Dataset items

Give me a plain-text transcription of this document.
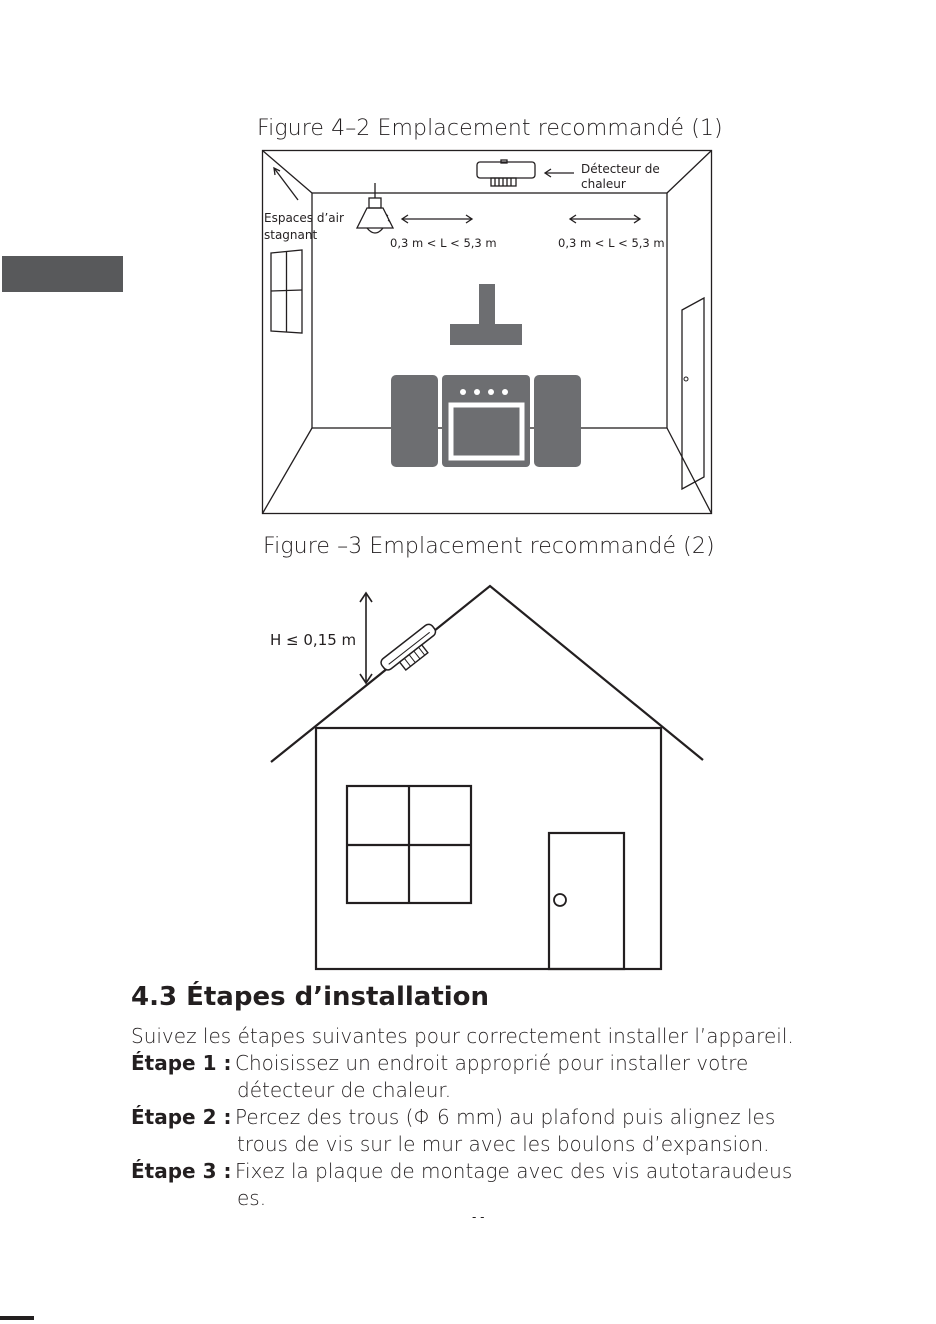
Figure 4–2 Emplacement recommandé (1)
Détecteur de
chaleur
Espaces d’air
stagnant
0,3 m < L < 5,3 m	0,3 m < L < 5,3 m
Figure –3 Emplacement recommandé (2)
H ≤ 0,15 m
4.3 Étapes d’installation

Suivez les étapes suivantes pour correctement installer l’appareil.

Étape 1 : Choisissez un endroit approprié pour installer votre
détecteur de chaleur.
Étape 2 : Percez des trous (Φ 6 mm) au plafond puis alignez les
trous de vis sur le mur avec les boulons d’expansion.
Étape 3 : Fixez la plaque de montage avec des vis autotaraudeus
es.
- -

THE PROBLEM – Check each line of the records for the word "trous", and show the lines that contain it.

OUTPUT OF THE TASK –
Étape 2 : Percez des trous (Φ 6 mm) au plafond puis alignez les
trous de vis sur le mur avec les boulons d’expansion.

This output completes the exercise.